**Figure record listings**
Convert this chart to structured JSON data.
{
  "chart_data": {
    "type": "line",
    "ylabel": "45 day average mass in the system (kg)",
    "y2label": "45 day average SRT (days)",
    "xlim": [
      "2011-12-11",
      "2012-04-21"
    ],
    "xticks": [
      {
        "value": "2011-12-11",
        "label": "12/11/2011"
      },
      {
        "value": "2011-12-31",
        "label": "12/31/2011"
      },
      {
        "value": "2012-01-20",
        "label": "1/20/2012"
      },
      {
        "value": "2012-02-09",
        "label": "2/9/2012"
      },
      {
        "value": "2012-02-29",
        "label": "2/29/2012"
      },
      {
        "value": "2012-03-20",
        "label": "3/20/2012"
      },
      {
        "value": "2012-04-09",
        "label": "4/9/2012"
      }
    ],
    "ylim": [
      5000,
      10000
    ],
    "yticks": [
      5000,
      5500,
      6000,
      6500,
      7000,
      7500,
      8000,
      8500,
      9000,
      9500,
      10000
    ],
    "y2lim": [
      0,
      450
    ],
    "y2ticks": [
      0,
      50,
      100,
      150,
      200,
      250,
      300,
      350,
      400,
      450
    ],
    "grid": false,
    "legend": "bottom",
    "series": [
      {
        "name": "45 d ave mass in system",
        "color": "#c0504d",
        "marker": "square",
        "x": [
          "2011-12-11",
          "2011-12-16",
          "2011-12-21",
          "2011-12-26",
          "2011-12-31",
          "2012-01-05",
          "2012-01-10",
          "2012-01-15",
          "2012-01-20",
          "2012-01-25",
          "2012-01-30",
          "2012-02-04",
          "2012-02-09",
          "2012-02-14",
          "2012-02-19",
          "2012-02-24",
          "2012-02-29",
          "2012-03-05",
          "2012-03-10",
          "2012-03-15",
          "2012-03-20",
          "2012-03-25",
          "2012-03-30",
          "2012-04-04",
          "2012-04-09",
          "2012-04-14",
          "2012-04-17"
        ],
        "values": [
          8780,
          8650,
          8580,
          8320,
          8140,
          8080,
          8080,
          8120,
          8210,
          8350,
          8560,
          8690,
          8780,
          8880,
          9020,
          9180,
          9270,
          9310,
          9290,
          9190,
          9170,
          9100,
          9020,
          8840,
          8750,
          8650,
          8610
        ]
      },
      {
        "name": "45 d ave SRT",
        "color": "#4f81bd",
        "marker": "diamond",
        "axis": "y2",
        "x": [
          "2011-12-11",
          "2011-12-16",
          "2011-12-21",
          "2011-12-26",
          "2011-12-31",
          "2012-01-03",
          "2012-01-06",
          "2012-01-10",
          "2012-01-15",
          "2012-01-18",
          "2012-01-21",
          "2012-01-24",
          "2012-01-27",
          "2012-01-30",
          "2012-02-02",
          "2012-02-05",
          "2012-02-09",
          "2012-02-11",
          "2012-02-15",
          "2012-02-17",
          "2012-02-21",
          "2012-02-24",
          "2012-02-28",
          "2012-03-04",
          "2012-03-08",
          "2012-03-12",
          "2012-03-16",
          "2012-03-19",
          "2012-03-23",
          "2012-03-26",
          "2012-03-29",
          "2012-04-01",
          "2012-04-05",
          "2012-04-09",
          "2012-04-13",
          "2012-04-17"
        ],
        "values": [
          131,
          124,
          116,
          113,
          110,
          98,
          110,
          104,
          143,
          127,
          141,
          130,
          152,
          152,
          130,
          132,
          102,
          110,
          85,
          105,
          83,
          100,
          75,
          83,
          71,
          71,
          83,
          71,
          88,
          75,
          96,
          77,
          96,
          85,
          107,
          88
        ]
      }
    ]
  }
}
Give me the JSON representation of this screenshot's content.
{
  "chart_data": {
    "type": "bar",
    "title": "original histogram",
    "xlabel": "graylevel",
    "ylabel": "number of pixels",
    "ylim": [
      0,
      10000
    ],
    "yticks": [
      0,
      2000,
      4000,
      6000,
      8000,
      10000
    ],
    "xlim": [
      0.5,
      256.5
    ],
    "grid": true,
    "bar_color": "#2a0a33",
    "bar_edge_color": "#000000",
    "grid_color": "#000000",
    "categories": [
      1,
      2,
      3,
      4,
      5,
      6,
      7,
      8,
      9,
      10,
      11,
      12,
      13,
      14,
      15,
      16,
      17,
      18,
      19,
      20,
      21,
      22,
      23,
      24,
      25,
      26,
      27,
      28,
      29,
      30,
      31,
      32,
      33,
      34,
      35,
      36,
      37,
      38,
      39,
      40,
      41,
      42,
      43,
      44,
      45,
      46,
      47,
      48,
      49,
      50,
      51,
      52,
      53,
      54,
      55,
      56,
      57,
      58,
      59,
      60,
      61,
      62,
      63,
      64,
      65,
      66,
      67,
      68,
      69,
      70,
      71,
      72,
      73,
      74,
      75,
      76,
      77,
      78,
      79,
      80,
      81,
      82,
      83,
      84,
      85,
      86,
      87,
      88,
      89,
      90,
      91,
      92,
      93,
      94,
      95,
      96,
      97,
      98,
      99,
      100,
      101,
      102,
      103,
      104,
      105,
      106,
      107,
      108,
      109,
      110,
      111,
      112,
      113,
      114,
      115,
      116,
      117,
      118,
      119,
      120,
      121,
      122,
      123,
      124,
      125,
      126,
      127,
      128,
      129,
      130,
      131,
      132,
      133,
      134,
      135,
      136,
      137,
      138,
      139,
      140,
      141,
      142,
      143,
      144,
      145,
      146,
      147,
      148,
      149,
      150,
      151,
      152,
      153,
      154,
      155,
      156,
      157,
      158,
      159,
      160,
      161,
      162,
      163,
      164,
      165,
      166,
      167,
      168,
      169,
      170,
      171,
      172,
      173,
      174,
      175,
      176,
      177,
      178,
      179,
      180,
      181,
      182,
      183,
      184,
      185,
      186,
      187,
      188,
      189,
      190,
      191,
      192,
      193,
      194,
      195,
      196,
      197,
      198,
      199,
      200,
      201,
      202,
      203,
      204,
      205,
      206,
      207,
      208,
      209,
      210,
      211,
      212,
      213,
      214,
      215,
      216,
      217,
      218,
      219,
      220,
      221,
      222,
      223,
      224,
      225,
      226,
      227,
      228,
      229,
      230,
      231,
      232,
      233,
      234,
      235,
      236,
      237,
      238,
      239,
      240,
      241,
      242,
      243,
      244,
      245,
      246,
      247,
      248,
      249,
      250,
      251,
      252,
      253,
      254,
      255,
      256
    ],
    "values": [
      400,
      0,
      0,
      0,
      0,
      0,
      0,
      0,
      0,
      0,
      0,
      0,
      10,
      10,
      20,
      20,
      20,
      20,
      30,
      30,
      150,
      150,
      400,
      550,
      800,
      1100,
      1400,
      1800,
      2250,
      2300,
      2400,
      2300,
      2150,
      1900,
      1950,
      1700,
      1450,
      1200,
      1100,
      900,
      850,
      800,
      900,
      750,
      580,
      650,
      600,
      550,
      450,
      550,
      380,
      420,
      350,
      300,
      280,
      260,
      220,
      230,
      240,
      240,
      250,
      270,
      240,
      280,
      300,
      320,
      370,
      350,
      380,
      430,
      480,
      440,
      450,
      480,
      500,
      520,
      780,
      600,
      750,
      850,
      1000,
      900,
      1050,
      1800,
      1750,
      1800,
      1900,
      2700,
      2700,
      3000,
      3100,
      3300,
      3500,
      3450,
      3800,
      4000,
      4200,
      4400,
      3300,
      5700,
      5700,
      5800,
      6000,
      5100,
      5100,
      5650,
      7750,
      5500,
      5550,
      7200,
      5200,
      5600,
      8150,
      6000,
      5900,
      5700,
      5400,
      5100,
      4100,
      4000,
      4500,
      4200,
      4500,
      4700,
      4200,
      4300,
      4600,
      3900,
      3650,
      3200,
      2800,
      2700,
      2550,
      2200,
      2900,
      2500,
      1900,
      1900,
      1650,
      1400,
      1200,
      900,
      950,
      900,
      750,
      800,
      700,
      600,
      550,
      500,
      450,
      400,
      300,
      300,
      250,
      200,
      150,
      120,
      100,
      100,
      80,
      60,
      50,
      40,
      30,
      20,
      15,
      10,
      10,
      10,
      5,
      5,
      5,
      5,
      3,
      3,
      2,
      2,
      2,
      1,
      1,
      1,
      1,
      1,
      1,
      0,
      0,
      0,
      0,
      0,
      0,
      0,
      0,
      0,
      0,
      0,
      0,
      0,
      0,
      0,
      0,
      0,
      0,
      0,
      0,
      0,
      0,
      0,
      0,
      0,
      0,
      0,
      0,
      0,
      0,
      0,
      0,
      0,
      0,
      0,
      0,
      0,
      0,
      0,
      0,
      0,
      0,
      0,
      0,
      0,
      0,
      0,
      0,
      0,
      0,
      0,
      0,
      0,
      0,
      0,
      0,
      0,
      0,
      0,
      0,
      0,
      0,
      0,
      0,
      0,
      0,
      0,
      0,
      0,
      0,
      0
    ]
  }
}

**Exercise goal**
In the listing above, locate each line with "mass" and copy it.

**Task result**
    "ylabel": "45 day average mass in the system (kg)",
        "name": "45 d ave mass in system",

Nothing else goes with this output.